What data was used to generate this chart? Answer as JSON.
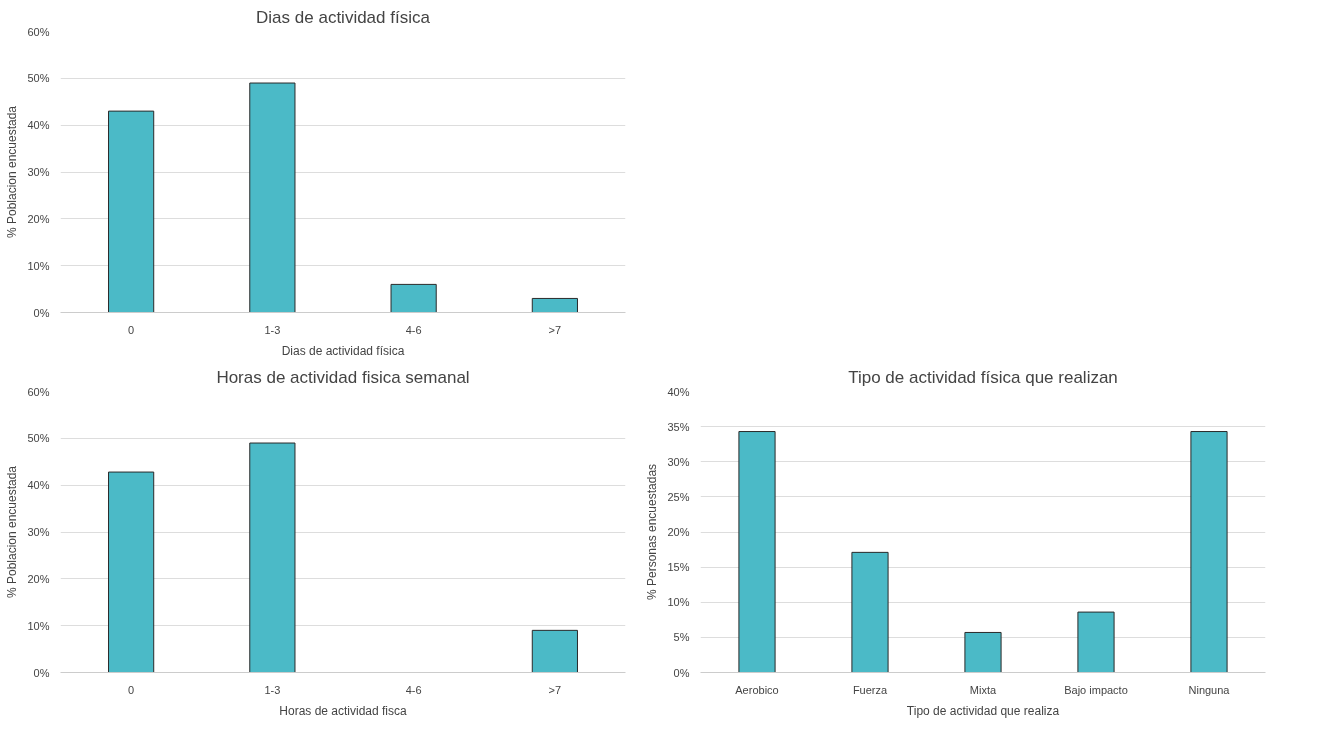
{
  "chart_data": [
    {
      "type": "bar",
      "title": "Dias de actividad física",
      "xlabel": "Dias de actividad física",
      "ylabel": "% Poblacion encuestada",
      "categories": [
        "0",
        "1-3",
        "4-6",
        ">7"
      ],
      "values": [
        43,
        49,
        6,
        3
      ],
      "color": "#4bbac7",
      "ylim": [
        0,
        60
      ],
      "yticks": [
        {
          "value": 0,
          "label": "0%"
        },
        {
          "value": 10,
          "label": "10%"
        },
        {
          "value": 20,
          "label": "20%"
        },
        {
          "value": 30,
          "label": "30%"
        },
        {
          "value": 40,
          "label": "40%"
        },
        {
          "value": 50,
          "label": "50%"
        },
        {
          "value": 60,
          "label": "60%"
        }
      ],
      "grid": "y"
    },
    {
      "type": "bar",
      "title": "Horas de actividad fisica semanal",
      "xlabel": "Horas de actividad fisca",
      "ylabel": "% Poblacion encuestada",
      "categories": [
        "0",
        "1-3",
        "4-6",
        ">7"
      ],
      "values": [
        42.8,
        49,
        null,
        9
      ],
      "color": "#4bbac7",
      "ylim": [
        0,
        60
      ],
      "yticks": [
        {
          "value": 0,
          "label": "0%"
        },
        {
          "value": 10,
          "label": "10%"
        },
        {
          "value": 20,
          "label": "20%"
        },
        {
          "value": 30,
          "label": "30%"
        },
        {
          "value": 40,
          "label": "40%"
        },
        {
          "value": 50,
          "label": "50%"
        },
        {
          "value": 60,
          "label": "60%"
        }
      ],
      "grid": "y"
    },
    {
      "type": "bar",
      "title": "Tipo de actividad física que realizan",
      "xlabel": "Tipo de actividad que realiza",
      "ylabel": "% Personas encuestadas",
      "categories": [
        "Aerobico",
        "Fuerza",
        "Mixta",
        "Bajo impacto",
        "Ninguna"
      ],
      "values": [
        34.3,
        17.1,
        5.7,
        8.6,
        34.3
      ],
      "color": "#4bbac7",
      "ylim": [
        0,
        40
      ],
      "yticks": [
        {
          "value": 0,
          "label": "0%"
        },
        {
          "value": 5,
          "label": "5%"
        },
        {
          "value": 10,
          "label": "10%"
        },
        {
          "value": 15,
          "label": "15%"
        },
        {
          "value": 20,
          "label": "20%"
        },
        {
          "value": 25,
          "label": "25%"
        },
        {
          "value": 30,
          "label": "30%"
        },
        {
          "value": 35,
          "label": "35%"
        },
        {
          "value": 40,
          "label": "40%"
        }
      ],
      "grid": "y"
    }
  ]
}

* * * * *

Identify each line holding the string "Dias", and copy it out.

      "title": "Dias de actividad física",
      "xlabel": "Dias de actividad física",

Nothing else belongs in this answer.